Source records:
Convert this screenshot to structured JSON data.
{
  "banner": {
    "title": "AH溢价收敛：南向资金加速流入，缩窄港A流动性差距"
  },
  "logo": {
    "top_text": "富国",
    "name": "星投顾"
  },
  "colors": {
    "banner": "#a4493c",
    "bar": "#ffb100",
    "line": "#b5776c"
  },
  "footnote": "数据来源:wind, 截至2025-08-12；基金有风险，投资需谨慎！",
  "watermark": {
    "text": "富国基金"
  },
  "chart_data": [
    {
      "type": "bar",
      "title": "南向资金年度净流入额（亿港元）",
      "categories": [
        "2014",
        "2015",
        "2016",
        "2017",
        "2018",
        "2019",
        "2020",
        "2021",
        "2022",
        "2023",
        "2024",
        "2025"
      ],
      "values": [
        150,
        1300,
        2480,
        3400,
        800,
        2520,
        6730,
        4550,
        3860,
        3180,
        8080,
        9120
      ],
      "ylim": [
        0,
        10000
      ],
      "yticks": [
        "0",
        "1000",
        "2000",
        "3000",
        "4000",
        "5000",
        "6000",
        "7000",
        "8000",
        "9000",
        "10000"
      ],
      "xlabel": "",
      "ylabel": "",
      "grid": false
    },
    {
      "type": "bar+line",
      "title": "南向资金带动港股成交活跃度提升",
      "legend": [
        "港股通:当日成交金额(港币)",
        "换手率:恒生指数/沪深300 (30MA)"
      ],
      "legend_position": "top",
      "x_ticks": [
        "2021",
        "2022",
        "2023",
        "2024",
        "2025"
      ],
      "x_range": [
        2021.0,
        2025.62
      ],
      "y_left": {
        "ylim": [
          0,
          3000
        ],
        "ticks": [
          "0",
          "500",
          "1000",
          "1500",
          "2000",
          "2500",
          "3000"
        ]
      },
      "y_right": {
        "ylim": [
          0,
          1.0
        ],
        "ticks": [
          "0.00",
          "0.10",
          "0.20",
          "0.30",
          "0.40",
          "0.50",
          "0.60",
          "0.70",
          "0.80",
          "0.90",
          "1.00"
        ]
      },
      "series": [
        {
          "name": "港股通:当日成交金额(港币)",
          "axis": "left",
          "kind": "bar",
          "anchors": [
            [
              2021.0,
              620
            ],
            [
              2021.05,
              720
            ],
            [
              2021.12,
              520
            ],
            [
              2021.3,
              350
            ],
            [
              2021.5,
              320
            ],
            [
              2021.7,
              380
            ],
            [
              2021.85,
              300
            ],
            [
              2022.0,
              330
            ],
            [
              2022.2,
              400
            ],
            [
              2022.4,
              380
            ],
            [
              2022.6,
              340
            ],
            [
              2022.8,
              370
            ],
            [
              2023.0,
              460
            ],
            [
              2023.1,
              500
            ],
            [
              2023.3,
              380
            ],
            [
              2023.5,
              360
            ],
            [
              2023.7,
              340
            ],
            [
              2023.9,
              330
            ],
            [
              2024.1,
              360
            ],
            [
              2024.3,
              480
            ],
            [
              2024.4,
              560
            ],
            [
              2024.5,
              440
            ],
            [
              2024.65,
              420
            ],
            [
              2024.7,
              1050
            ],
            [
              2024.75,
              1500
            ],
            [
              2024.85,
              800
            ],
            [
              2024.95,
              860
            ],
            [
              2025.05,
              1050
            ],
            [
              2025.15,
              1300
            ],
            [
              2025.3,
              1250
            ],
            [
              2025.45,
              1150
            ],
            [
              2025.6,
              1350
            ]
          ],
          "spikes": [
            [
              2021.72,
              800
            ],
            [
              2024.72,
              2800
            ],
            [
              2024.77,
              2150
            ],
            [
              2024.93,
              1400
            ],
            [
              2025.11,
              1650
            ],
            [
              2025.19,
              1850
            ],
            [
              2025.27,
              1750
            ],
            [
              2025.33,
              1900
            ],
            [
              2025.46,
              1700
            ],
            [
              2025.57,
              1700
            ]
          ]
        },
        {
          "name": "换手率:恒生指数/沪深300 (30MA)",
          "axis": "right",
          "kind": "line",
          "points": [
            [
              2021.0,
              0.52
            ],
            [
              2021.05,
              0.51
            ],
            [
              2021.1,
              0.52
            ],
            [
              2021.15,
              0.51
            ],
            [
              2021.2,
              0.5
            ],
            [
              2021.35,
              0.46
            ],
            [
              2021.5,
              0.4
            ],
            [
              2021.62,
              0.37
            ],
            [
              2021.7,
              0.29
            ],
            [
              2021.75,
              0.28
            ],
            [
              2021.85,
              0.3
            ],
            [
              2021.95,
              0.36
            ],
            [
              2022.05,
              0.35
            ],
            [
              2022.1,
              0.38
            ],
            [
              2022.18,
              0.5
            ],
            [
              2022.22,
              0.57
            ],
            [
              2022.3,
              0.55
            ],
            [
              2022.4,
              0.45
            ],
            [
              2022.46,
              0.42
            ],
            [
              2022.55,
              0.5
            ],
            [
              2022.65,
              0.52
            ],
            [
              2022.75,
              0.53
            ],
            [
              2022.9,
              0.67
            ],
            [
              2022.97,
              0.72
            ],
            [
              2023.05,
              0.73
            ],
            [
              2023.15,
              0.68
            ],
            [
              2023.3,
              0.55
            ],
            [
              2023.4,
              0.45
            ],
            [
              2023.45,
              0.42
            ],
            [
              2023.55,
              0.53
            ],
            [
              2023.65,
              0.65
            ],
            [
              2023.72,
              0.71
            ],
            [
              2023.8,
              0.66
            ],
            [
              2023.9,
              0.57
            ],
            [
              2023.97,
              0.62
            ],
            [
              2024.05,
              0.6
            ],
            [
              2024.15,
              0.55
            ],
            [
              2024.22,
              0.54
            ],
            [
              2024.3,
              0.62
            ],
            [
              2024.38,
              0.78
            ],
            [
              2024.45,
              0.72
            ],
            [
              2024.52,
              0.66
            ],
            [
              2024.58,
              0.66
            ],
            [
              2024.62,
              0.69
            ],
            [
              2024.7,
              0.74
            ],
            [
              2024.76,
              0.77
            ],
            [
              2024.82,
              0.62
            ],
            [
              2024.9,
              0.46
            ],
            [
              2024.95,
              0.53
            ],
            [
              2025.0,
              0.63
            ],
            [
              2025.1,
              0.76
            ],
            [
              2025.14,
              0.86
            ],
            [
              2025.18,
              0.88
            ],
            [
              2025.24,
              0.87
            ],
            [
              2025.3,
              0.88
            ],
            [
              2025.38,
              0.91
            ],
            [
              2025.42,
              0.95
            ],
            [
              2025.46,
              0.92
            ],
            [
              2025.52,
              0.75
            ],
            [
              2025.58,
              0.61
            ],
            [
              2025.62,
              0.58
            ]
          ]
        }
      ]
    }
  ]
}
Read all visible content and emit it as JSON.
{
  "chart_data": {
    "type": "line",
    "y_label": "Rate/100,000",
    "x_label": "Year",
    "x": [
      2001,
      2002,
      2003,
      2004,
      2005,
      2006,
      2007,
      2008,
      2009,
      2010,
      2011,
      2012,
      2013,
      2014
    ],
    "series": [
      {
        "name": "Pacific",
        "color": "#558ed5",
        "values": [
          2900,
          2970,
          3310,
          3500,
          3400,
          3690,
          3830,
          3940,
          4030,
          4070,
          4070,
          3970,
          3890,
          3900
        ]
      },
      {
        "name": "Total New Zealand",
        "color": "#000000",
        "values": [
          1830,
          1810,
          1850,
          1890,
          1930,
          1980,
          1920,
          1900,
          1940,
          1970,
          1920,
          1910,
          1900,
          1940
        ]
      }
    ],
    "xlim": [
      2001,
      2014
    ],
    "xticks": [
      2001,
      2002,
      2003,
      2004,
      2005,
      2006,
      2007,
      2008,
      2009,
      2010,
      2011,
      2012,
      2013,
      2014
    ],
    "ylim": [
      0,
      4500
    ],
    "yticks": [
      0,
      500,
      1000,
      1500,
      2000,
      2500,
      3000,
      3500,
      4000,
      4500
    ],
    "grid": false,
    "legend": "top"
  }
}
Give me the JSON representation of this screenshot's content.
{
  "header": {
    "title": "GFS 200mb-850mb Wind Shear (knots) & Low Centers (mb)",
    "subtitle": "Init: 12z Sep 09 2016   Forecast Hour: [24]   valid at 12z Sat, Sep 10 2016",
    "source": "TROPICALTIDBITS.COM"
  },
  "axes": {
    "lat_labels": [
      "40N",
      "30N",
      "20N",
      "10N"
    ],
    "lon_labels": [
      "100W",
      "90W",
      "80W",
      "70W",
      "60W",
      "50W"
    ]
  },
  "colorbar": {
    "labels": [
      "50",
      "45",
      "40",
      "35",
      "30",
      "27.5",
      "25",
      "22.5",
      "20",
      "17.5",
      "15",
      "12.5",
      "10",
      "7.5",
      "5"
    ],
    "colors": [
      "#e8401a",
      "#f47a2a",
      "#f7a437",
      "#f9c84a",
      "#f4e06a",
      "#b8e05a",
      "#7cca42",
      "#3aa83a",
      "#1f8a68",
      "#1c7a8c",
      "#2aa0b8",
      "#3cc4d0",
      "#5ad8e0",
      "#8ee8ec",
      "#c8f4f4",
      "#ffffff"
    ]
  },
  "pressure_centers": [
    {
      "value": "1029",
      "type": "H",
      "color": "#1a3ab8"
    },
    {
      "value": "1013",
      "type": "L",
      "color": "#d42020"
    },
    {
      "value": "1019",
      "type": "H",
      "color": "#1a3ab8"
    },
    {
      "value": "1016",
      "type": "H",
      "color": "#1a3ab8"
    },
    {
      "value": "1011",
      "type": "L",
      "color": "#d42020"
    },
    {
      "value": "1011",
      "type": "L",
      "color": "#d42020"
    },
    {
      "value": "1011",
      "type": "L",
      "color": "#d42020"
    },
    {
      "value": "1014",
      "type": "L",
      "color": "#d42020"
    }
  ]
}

Problem => Where a line of the entries contains the word "name", copy that line.

Response below =>
    "name": "星投顾"
          "name": "港股通:当日成交金额(港币)",
          "name": "换手率:恒生指数/沪深300 (30MA)",
        "name": "Pacific",
        "name": "Total New Zealand",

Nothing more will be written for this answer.